**EXCERPTED RECORDS**:

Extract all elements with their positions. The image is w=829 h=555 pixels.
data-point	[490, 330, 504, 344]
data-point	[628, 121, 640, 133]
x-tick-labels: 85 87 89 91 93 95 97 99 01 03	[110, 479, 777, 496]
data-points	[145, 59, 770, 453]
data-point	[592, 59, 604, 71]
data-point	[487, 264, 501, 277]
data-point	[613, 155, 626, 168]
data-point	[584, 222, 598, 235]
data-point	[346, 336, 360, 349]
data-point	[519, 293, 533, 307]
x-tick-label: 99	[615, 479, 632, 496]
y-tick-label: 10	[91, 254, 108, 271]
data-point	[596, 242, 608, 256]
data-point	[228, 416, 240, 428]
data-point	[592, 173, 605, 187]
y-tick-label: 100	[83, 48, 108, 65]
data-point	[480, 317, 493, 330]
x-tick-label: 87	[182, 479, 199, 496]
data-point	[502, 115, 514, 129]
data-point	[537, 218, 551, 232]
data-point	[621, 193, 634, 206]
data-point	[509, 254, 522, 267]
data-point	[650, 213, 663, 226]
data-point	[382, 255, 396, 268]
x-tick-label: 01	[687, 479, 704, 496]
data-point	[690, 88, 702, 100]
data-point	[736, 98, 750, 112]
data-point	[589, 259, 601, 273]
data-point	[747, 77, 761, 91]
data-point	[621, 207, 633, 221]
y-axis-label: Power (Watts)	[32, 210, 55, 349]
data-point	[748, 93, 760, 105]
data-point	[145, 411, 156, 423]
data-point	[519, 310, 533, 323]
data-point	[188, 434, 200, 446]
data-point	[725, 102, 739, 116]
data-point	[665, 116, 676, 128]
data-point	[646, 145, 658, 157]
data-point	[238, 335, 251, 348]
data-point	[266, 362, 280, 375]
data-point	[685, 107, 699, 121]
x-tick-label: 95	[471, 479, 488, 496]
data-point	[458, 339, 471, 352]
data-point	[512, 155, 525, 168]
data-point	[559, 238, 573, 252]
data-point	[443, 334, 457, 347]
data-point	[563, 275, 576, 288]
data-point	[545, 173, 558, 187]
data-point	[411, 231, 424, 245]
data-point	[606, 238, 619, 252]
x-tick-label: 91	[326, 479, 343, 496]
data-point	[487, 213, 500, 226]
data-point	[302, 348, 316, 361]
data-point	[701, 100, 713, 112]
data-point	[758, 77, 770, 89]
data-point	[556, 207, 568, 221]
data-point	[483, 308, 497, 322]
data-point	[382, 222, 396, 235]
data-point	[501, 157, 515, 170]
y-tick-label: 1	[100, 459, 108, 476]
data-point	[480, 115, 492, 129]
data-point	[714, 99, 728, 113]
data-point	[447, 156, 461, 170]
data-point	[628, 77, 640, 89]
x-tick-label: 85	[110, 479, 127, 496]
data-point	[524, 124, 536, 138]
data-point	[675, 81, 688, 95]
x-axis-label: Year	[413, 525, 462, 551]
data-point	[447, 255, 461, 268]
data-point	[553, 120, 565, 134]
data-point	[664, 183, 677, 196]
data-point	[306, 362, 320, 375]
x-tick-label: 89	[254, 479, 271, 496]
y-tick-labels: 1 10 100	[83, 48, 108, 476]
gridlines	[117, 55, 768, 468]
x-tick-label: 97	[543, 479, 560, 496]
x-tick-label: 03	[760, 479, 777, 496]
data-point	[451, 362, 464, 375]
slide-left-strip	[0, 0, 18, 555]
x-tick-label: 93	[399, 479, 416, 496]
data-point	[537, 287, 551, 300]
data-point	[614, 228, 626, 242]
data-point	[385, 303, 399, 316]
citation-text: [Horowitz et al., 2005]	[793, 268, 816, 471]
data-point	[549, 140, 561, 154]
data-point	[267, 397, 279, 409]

**WHAT THE TASK ASKS**: Rewrite the listing above with "Power (Watts)" changed to "Power (W)" and every other line kept as it is.

**THE SOLUTION**:
Extract all elements with their positions. The image is w=829 h=555 pixels.
data-point	[490, 330, 504, 344]
data-point	[628, 121, 640, 133]
x-tick-labels: 85 87 89 91 93 95 97 99 01 03	[110, 479, 777, 496]
data-points	[145, 59, 770, 453]
data-point	[592, 59, 604, 71]
data-point	[487, 264, 501, 277]
data-point	[613, 155, 626, 168]
data-point	[584, 222, 598, 235]
data-point	[346, 336, 360, 349]
data-point	[519, 293, 533, 307]
x-tick-label: 99	[615, 479, 632, 496]
y-tick-label: 10	[91, 254, 108, 271]
data-point	[596, 242, 608, 256]
data-point	[228, 416, 240, 428]
data-point	[592, 173, 605, 187]
y-tick-label: 100	[83, 48, 108, 65]
data-point	[480, 317, 493, 330]
x-tick-label: 87	[182, 479, 199, 496]
data-point	[502, 115, 514, 129]
data-point	[537, 218, 551, 232]
data-point	[621, 193, 634, 206]
data-point	[509, 254, 522, 267]
data-point	[650, 213, 663, 226]
data-point	[382, 255, 396, 268]
x-tick-label: 01	[687, 479, 704, 496]
data-point	[690, 88, 702, 100]
data-point	[736, 98, 750, 112]
data-point	[589, 259, 601, 273]
data-point	[747, 77, 761, 91]
data-point	[621, 207, 633, 221]
y-axis-label: Power (W)	[32, 210, 55, 349]
data-point	[748, 93, 760, 105]
data-point	[145, 411, 156, 423]
data-point	[519, 310, 533, 323]
data-point	[188, 434, 200, 446]
data-point	[725, 102, 739, 116]
data-point	[665, 116, 676, 128]
data-point	[646, 145, 658, 157]
data-point	[238, 335, 251, 348]
data-point	[266, 362, 280, 375]
data-point	[685, 107, 699, 121]
x-tick-label: 95	[471, 479, 488, 496]
data-point	[458, 339, 471, 352]
data-point	[512, 155, 525, 168]
data-point	[559, 238, 573, 252]
data-point	[443, 334, 457, 347]
data-point	[563, 275, 576, 288]
data-point	[545, 173, 558, 187]
data-point	[411, 231, 424, 245]
data-point	[606, 238, 619, 252]
x-tick-label: 91	[326, 479, 343, 496]
data-point	[487, 213, 500, 226]
data-point	[302, 348, 316, 361]
data-point	[701, 100, 713, 112]
data-point	[758, 77, 770, 89]
data-point	[556, 207, 568, 221]
data-point	[483, 308, 497, 322]
data-point	[382, 222, 396, 235]
data-point	[501, 157, 515, 170]
y-tick-label: 1	[100, 459, 108, 476]
data-point	[480, 115, 492, 129]
data-point	[714, 99, 728, 113]
data-point	[447, 156, 461, 170]
data-point	[628, 77, 640, 89]
x-tick-label: 85	[110, 479, 127, 496]
data-point	[524, 124, 536, 138]
data-point	[675, 81, 688, 95]
x-axis-label: Year	[413, 525, 462, 551]
data-point	[447, 255, 461, 268]
data-point	[553, 120, 565, 134]
data-point	[664, 183, 677, 196]
data-point	[306, 362, 320, 375]
x-tick-label: 89	[254, 479, 271, 496]
y-tick-labels: 1 10 100	[83, 48, 108, 476]
gridlines	[117, 55, 768, 468]
x-tick-label: 97	[543, 479, 560, 496]
x-tick-label: 03	[760, 479, 777, 496]
data-point	[451, 362, 464, 375]
slide-left-strip	[0, 0, 18, 555]
x-tick-label: 93	[399, 479, 416, 496]
data-point	[537, 287, 551, 300]
data-point	[614, 228, 626, 242]
data-point	[385, 303, 399, 316]
citation-text: [Horowitz et al., 2005]	[793, 268, 816, 471]
data-point	[549, 140, 561, 154]
data-point	[267, 397, 279, 409]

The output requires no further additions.